• The task:
Extract, from the records beneath this instruction, each line that contains the word "Modzelewski".

— START Provided records —

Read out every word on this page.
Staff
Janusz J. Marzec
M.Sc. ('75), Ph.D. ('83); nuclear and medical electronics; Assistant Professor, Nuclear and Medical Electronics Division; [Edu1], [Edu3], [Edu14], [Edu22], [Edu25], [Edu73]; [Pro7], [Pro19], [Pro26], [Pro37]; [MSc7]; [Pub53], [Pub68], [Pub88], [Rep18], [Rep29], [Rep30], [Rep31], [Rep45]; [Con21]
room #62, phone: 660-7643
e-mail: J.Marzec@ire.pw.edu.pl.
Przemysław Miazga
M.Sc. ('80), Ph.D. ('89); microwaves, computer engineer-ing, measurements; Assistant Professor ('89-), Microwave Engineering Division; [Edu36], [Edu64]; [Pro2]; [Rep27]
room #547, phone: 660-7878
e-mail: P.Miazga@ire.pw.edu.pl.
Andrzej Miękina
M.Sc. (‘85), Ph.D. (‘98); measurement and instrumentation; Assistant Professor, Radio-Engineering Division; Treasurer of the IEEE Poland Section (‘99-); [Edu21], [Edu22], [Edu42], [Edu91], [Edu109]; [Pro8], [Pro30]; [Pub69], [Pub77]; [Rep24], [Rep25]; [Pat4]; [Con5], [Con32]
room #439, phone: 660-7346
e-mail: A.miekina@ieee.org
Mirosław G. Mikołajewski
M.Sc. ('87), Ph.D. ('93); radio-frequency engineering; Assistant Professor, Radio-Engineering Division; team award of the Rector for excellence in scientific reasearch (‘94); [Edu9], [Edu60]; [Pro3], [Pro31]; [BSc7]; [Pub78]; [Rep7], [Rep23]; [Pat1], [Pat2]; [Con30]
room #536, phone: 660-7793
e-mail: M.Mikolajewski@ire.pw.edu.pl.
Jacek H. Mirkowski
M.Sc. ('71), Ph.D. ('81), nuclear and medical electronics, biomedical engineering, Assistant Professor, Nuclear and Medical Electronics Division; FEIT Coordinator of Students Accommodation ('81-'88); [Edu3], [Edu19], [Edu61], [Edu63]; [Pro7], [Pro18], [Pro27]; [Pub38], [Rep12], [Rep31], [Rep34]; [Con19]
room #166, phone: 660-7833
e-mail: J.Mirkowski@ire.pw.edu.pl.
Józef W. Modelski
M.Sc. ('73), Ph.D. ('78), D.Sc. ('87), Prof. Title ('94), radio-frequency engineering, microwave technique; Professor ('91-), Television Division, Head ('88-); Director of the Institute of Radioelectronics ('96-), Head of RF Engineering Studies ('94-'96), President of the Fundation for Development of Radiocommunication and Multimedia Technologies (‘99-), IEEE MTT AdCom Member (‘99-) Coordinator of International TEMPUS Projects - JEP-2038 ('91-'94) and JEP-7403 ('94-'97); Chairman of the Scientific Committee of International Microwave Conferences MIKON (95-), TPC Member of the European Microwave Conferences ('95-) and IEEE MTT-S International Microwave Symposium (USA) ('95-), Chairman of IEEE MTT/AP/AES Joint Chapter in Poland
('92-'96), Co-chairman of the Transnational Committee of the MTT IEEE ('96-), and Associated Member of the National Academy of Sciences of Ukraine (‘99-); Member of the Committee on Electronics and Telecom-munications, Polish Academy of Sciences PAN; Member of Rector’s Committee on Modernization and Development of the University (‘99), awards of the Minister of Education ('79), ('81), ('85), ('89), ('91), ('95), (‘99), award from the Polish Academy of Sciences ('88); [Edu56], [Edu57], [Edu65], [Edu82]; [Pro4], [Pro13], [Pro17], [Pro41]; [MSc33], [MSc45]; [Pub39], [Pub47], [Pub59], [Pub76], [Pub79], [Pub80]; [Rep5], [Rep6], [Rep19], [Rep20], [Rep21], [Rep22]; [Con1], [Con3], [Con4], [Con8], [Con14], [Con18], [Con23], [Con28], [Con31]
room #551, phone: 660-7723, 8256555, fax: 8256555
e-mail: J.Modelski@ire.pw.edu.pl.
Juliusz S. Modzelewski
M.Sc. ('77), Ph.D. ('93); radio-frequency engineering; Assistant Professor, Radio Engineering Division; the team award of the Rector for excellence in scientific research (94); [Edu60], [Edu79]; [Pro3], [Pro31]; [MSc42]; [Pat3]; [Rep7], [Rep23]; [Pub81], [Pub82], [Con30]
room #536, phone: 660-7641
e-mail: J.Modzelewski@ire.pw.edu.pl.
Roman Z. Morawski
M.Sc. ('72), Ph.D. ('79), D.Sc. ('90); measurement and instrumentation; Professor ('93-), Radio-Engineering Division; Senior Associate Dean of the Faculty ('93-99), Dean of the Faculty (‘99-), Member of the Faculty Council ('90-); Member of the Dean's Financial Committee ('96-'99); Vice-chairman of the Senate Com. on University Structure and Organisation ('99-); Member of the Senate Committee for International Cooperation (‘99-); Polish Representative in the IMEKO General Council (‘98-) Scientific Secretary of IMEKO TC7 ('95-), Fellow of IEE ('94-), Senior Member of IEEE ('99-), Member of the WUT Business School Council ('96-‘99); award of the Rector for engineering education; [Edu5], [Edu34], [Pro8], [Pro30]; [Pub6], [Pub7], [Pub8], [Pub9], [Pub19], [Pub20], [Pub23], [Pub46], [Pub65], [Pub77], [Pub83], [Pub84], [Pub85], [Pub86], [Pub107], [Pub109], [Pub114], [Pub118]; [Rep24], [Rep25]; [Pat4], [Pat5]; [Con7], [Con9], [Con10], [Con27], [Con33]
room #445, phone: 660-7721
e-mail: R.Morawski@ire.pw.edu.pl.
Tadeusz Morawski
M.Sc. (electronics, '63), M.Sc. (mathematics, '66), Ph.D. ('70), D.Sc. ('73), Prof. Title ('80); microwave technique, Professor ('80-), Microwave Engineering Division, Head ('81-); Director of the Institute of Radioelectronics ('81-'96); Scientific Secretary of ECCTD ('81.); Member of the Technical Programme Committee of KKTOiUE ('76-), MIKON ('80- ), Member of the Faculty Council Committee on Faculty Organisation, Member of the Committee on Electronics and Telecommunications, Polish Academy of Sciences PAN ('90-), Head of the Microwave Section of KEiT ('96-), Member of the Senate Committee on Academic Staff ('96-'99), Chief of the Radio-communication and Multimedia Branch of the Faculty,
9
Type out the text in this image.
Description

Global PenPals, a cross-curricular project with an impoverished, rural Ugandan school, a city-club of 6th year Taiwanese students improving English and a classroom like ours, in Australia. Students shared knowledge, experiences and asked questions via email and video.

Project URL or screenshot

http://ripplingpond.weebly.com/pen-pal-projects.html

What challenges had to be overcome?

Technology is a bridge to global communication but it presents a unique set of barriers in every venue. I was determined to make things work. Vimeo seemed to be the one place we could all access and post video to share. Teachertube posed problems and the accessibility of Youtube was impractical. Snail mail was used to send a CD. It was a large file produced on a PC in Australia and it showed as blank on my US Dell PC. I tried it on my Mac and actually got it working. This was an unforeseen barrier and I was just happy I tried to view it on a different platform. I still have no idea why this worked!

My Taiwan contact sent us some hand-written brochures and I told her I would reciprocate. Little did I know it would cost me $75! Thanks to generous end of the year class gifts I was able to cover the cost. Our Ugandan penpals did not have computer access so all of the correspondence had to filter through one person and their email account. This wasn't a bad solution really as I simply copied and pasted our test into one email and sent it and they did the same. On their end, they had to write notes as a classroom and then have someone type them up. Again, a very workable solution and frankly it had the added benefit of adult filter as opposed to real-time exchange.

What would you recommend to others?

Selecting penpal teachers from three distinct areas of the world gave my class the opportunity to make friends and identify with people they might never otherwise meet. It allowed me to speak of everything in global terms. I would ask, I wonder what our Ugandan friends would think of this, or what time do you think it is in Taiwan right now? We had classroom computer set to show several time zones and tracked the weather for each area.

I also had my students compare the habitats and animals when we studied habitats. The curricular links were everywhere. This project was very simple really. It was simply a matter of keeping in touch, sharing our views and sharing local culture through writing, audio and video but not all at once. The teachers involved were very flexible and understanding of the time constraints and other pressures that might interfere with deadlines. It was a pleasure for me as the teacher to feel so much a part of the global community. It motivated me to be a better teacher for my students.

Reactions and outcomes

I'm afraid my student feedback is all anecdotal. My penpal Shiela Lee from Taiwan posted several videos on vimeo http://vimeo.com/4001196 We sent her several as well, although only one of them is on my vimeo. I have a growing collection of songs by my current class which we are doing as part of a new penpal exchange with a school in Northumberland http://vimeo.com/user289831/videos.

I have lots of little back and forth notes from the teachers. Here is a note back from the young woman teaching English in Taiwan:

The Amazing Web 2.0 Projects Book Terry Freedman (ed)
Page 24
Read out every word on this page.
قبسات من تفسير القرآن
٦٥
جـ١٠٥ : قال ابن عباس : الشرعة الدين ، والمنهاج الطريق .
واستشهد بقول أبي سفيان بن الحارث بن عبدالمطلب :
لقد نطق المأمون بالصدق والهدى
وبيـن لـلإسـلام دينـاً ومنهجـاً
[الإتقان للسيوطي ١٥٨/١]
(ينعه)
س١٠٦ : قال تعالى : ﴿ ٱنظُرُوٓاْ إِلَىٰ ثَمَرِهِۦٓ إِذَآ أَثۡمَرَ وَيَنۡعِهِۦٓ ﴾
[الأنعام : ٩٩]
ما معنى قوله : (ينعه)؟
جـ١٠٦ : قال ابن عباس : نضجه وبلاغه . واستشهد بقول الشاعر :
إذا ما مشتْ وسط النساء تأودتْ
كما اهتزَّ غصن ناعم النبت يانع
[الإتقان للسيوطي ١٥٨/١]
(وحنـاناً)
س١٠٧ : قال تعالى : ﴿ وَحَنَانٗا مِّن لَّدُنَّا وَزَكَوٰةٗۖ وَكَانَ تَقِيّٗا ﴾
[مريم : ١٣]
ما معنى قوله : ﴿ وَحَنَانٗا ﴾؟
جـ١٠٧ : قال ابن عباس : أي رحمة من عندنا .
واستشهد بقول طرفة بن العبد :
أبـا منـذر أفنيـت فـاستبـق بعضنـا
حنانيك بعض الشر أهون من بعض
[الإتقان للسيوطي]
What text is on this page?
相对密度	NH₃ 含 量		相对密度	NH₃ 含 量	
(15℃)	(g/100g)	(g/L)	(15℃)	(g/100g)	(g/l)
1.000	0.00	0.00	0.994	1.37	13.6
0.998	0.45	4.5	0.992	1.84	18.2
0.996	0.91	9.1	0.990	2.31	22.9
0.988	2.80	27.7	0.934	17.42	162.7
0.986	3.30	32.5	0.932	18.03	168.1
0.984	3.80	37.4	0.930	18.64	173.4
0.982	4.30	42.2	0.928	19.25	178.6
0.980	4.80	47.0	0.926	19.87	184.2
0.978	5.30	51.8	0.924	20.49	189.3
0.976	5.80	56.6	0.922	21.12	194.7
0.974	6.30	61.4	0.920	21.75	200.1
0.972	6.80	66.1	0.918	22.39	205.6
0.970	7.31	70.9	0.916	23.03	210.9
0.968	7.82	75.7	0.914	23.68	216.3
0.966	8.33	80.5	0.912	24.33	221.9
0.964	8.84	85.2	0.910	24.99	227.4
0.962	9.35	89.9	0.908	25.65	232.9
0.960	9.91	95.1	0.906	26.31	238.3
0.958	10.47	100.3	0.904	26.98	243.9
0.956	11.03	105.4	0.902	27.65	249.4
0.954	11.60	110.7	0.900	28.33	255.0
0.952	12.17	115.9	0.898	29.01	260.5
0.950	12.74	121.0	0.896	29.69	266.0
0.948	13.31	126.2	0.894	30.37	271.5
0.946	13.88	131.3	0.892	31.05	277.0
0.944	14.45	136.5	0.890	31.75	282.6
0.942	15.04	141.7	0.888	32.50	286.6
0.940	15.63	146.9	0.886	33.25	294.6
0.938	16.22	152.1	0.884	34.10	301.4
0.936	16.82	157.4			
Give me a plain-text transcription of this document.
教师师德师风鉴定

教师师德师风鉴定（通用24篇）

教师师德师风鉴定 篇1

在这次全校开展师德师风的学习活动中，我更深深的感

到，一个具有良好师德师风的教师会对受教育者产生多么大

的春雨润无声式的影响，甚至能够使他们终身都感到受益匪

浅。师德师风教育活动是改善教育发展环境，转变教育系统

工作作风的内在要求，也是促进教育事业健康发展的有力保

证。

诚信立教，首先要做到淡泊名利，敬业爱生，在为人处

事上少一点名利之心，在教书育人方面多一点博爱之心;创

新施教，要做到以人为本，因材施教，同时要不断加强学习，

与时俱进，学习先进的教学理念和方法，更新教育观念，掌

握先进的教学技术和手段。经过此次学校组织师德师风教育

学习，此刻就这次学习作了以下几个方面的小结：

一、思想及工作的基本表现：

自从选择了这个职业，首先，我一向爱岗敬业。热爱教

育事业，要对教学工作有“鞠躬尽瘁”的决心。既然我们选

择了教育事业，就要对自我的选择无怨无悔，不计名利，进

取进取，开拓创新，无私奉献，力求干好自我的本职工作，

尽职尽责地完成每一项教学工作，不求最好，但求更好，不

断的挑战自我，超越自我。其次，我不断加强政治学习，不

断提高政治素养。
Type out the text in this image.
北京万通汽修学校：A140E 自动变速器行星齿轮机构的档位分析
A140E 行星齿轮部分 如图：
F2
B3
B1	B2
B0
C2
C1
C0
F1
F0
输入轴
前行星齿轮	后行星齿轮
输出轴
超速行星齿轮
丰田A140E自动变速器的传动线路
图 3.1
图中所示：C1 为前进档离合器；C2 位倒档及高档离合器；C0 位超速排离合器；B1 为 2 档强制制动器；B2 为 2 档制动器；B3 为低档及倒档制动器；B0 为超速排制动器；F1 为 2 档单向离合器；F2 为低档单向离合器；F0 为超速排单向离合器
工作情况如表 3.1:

— END Provided records —

• Solved exercise:
Juliusz S. Modzelewski
e-mail: J.Modzelewski@ire.pw.edu.pl.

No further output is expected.